Written exercise. Which lines hold the word "view"? Copy each of them from the material.

Extracted material.

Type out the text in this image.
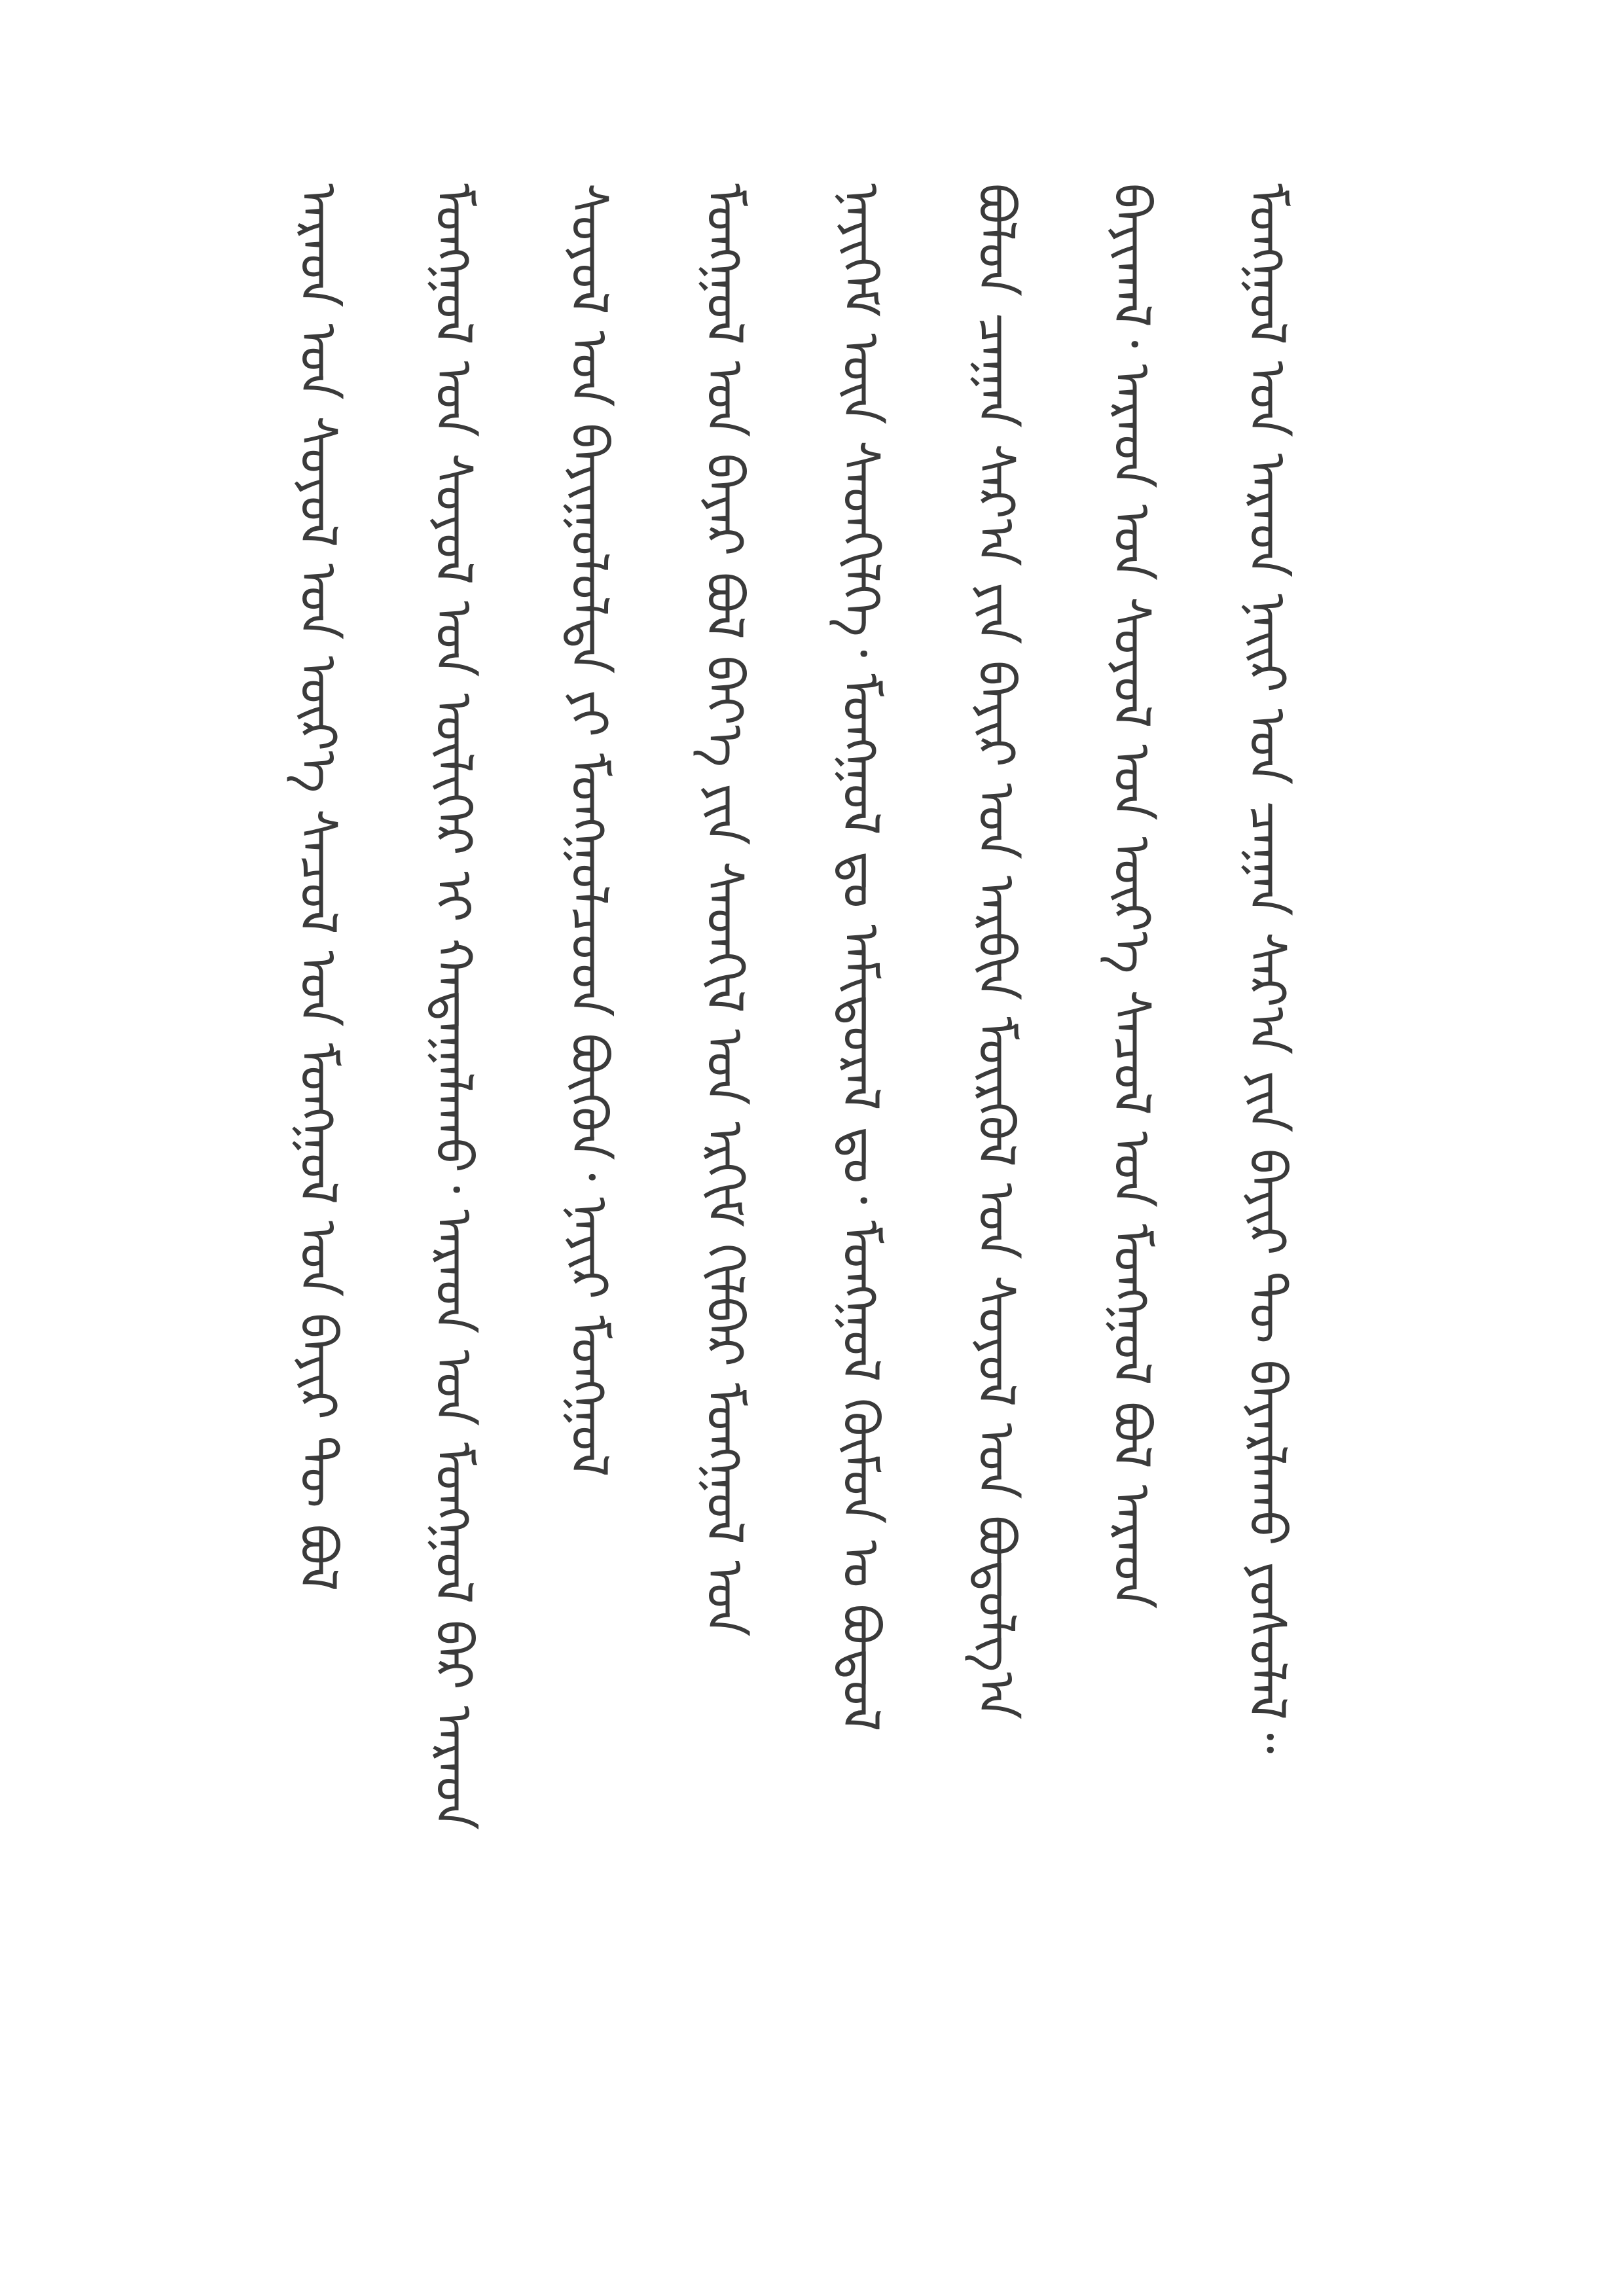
ᠮᠣᠩᠭᠣᠯ ᠤᠨ ᠠᠷᠠᠳ ᠨᠠᠢᠷ ᠤᠨ ᠴᠠᠭᠠᠨ ᠰᠠᠷ᠎ᠠ ᠶᠢᠨ ᠪᠠᠶᠢᠷ ᠲᠦ ᠪᠠᠶᠠᠷᠯᠠᠬᠤ ᠶᠤᠰᠤᠯᠠᠯ᠃
ᠪᠠᠶᠢᠭ᠍ᠠᠯ᠂ ᠠᠷᠠᠳ ᠤᠨ ᠰᠤᠶᠤᠯ ᠤᠨ ᠦᠷ᠎ᠡ ᠰᠠᠴᠤᠯ ᠤᠨ ᠮᠣᠩᠭᠣᠯ ᠪᠣᠯ ᠠᠷᠠᠳ
ᠪᠣᠯᠤᠨ ᠴᠠᠭᠠᠨ ᠰᠠᠷ᠎ᠠ ᠶᠢᠨ ᠪᠠᠶᠢᠷ ᠤᠨ ᠠᠷᠪᠢᠨ ᠮᠥᠷᠭᠦᠯ ᠤᠨ ᠰᠤᠶᠤᠯ ᠤᠨ ᠪᠤᠳᠤᠯᠭ᠎ᠠ
ᠨᠡᠶᠢᠭᠡᠮ ᠦᠨ ᠰᠡᠳᠬᠢᠯᠭᠡ᠂ ᠮᠣᠩᠭᠣᠯ ᠳᠤ ᠠᠮᠢᠳᠤᠷᠠᠯ ᠳᠤ᠂ ᠮᠣᠩᠭᠣᠯ ᠬᠦᠮᠦᠨ ᠤ ᠪᠣᠳᠤᠯ
ᠮᠣᠩᠭᠣᠯ ᠤᠨ ᠪᠠᠶᠠᠷ ᠪᠣᠯ ᠪᠡᠶ᠎ᠡ ᠶᠢᠨ ᠰᠡᠳᠬᠢᠯ ᠤᠨ ᠡᠷᠬᠢᠮ ᠬᠢᠯᠪᠠᠷ ᠮᠣᠩᠭᠣᠯ ᠤᠨ
ᠰᠤᠶᠤᠯ ᠤᠨ ᠪᠠᠶᠢᠭᠤᠯᠤᠯᠲᠠ ᠶᠢ ᠮᠣᠩᠭᠣᠯᠴᠤᠳ ᠪᠦᠬᠦᠨ᠂ ᠨᠠᠶᠢᠷ ᠮᠣᠩᠭᠣᠯ
ᠮᠣᠩᠭᠣᠯ ᠤᠨ ᠰᠤᠶᠤᠯ ᠤᠨ ᠦᠯᠢᠭᠡᠷ ᠢ ᠬᠠᠳᠠᠭᠠᠯᠠᠬᠤ᠂ ᠠᠷᠠᠳ ᠤᠨ ᠮᠣᠩᠭᠣᠯ ᠪᠡᠷ ᠠᠷᠠᠳ
ᠠᠷᠠᠳ ᠤᠨ ᠰᠤᠶᠤᠯ ᠤᠨ ᠦᠷ᠎ᠡ ᠰᠠᠴᠤᠯ ᠤᠨ ᠮᠣᠩᠭᠣᠯ ᠤᠨ ᠪᠠᠶᠢᠷ ᠲᠦ ᠪᠣᠯ
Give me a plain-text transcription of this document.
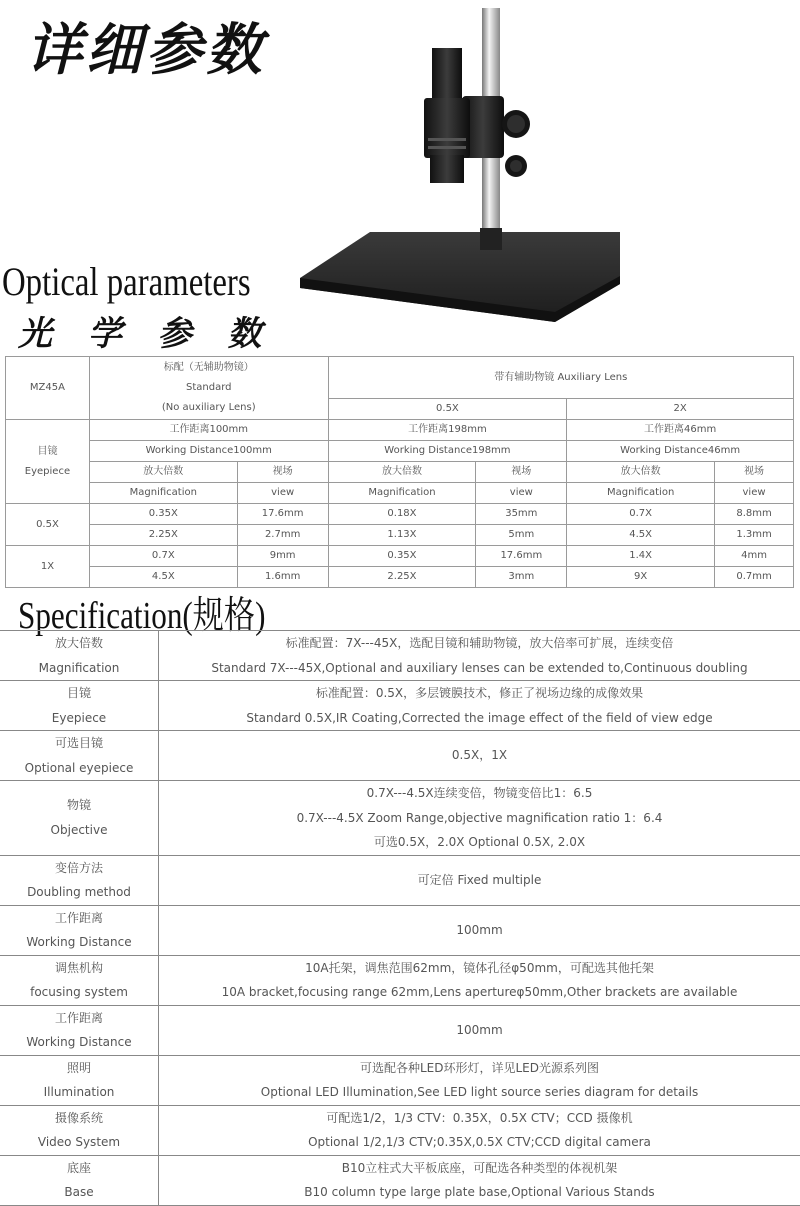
详细参数
Optical parameters
光 学 参 数
MZ45A	标配（无辅助物镜）
Standard
(No auxiliary Lens)		带有辅助物镜 Auxiliary Lens			

			0.5X		2X	

目镜
Eyepiece	工作距离100mm		工作距离198mm		工作距离46mm	

	Working Distance100mm		Working Distance198mm		Working Distance46mm	

	放大倍数	视场	放大倍数	视场	放大倍数	视场
	Magnification	view	Magnification	view	Magnification	view
0.5X	0.35X	17.6mm	0.18X	35mm	0.7X	8.8mm
	2.25X	2.7mm	1.13X	5mm	4.5X	1.3mm
1X	0.7X	9mm	0.35X	17.6mm	1.4X	4mm
	4.5X	1.6mm	2.25X	3mm	9X	0.7mm
Specification(规格)
放大倍数
Magnification	标准配置：7X---45X，选配目镜和辅助物镜，放大倍率可扩展，连续变倍
Standard 7X---45X,Optional and auxiliary lenses can be extended to,Continuous doubling

目镜
Eyepiece	标准配置：0.5X，多层镀膜技术，修正了视场边缘的成像效果
Standard 0.5X,IR Coating,Corrected the image effect of the field of view edge

可选目镜
Optional eyepiece	0.5X，1X

物镜
Objective	0.7X---4.5X连续变倍，物镜变倍比1：6.5
0.7X---4.5X Zoom Range,objective magnification ratio 1：6.4
可选0.5X，2.0X Optional 0.5X, 2.0X

变倍方法
Doubling method	可定倍 Fixed multiple

工作距离
Working Distance	100mm

调焦机构
focusing system	10A托架，调焦范围62mm，镜体孔径φ50mm，可配选其他托架
10A bracket,focusing range 62mm,Lens apertureφ50mm,Other brackets are available

工作距离
Working Distance	100mm

照明
Illumination	可选配各种LED环形灯，详见LED光源系列图
Optional LED Illumination,See LED light source series diagram for details

摄像系统
Video System	可配选1/2，1/3 CTV：0.35X，0.5X CTV；CCD 摄像机
Optional 1/2,1/3 CTV;0.35X,0.5X CTV;CCD digital camera

底座
Base	B10立柱式大平板底座，可配选各种类型的体视机架
B10 column type large plate base,Optional Various Stands
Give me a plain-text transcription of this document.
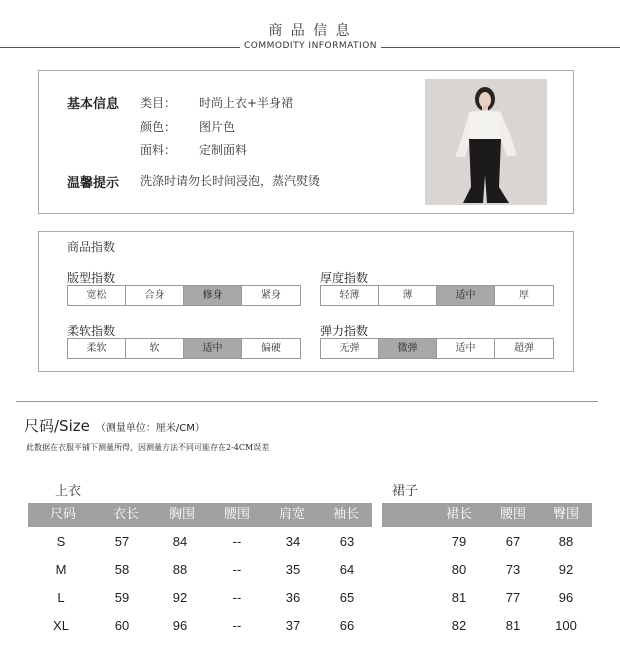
商 品 信 息
COMMODITY INFORMATION
基本信息 类目： 时尚上衣+半身裙
颜色： 图片色
面料： 定制面料
温馨提示 洗涤时请勿长时间浸泡，蒸汽熨烫
商品指数
版型指数
宽松	合身	修身	紧身
厚度指数
轻薄	薄	适中	厚
柔软指数
柔软	软	适中	偏硬
弹力指数
无弹	微弹	适中	超弹
尺码/Size （测量单位：厘米/CM）
此数据在衣服平铺下测量所得，因测量方法不同可能存在2-4CM误差
上衣
尺码	衣长	胸围	腰围	肩宽	袖长
S	57	84	--	34	63
M	58	88	--	35	64
L	59	92	--	36	65
XL	60	96	--	37	66
裙子
裙长	腰围	臀围
79	67	88
80	73	92
81	77	96
82	81	100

The output.
	Magnification	view	Magnification	view	Magnification	view
Standard 0.5X,IR Coating,Corrected the image effect of the field of view edge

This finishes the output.